→ **EXERCISE AIM**
Continue the interview with Furyu Nancy Schroeder and Grace Dammann about raising Sabrina, starting right after its last sentence.

→ **TEXT UNDER STUDY**
══════════

We were interested in speaking with members of the Green Gulch and San Francisco Zen Center communities whose lives might have been particularly impacted by participation in the diversity workshops. So we met with an interracial family, residents at Green Gulch Farm Zen Center, Furyu Nancy Schroeder and Grace Dammann, two White women who share their lives together and have adopted Sabrina, a biracial (Black/White) child. We met after the storms this past December that had knocked out the power at Green Gulch for several weeks. Leaning toward one another for warmth, we made a cozy circle on a futon. Sabrina, now two-and-a-half, napped in Furyu’s lap as we talked. — B.G.
Furyu Nancy Schroeder: Sabrina came to live in Grace’s and my household when she was one month old. We had received a telephone call that a baby was needing two moms.
Sabrina was a beautiful little four-pound biracial baby girl. She was a preemie, but she was not in an incubator. She was drug addicted at birth and so we spent several months detoxing her from a number of different substances that her mother had been taking. The day we went to get her from the hospital, the report on her HIV status came back in a sealed envelope. This privileged information would be released to us only if we had accepted responsibility for her. After we opened the envelope, we stood there and cried because the report said she was positive, and it was conclusive.
Since birth, possibly from the HIV infection, Sabrina had some cerebral palsy, which is showing up in her torso. The doctors had thought she might be a quadriplegic. But we’re expecting her to walk in some fashion; she’s already playing soccer; whenever she can get hold of the ball, she kicks. Contrary to some expectations, it turns out that Sabrina is very vibrant and active, charming and intelligent.
Grace Dammann: I participated in the diversity workshops Sala gave for the Zen Center board of directors. More than anything else, I took away from that workshop an understanding of what it means to be an ally. I found it extraordinarily helpful to think that many of our early patterned experiences could be changed as adults by thinking in terms of either being an ally or asking for somebody to be our ally.

══════════

→ **DATASET CONTENT**

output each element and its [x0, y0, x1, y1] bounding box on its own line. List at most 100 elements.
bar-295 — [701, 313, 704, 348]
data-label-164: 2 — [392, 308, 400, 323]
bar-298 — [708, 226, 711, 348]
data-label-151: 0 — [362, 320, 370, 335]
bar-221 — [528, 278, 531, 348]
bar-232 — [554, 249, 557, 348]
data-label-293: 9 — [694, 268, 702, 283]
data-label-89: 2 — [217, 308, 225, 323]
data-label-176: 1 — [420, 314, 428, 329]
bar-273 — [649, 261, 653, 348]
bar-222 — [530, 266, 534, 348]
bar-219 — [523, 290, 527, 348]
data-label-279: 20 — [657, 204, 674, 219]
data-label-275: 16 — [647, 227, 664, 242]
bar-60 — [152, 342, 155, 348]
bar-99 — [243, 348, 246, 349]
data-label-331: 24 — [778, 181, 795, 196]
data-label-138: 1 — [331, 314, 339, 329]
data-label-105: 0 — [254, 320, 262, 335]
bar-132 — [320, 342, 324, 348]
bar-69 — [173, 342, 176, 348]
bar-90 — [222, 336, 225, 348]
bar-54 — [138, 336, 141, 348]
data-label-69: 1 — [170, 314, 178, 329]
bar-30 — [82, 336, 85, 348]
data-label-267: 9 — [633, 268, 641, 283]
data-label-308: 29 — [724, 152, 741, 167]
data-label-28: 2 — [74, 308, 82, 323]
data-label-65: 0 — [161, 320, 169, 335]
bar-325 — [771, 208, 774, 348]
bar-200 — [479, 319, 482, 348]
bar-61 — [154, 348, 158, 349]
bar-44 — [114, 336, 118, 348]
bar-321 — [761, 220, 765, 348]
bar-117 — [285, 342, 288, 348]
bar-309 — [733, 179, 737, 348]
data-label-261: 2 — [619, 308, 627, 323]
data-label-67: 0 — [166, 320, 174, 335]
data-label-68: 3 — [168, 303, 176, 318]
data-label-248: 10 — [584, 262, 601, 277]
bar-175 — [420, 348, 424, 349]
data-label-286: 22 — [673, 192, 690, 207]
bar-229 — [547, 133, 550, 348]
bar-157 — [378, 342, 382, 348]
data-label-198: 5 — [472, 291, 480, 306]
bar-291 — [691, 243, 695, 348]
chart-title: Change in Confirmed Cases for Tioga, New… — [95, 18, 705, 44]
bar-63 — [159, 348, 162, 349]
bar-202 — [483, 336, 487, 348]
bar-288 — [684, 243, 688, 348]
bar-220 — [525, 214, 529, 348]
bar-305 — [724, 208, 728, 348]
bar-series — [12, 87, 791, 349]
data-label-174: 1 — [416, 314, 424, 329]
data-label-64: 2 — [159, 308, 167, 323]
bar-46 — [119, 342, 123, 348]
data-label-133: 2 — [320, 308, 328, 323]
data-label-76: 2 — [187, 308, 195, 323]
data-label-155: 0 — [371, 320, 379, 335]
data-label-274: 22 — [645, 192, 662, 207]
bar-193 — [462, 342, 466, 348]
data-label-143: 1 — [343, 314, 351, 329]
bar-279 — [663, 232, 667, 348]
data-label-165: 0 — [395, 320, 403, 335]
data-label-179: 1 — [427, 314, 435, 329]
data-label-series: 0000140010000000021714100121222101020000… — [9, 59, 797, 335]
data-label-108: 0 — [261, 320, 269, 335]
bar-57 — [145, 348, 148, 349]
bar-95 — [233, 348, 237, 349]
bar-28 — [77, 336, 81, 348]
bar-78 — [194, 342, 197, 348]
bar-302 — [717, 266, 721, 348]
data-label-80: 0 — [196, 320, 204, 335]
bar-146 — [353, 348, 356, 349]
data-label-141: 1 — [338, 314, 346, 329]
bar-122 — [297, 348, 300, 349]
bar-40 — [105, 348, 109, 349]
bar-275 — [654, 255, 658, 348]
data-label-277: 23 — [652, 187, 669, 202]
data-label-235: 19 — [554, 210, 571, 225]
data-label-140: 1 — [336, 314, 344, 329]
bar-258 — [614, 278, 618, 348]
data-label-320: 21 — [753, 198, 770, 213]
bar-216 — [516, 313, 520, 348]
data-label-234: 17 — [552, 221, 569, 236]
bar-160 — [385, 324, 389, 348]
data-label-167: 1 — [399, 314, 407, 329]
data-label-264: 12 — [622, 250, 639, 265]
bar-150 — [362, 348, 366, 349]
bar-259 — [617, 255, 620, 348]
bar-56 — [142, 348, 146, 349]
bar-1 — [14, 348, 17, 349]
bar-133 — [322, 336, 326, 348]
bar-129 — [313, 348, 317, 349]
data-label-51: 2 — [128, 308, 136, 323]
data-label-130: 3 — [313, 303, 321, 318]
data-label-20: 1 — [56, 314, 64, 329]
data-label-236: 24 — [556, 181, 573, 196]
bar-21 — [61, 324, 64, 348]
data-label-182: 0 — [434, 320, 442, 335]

══════════

→ **ANSWER BELOW**
At moments in the workshop I felt totally overwhelmed; I wondered, “How can I be an ally to this child in the many, many ways in which she may experience some sort of holding back on other people’s parts…on the issue of disability, on the issue of life-threatening illness, on the issue of color/race, on the issue of parental background (having two White moms) and so forth. Just what will it be like to be somebody who can’t walk very well? What will it be like to be slower than the rest of your class? And what will it be like for other people when they know that her blood is potentially death-giving for other kids?
As I experienced it in the workshop, what it means to be an ally is to be available to be called to join somebody else so that that person can move through their own experience without feeling totally isolated.
Being an ally is a code phrase that actually makes it safe for somebody else to step forward, because being an ally is structured in order to provide limits. As a caregiver, I know that when people ask me to do things I sometimes have an immediate pull-back response, which is, “Are you going to be another person that I have to bring into my home and life forever and ever?” But somebody who has had this training knows the limits. And when I need an ally, I appreciate those limits. I don’t want somebody to come and fix it. I don’t want somebody to love me to pieces. I want somebody to walk with me through what’s frightening.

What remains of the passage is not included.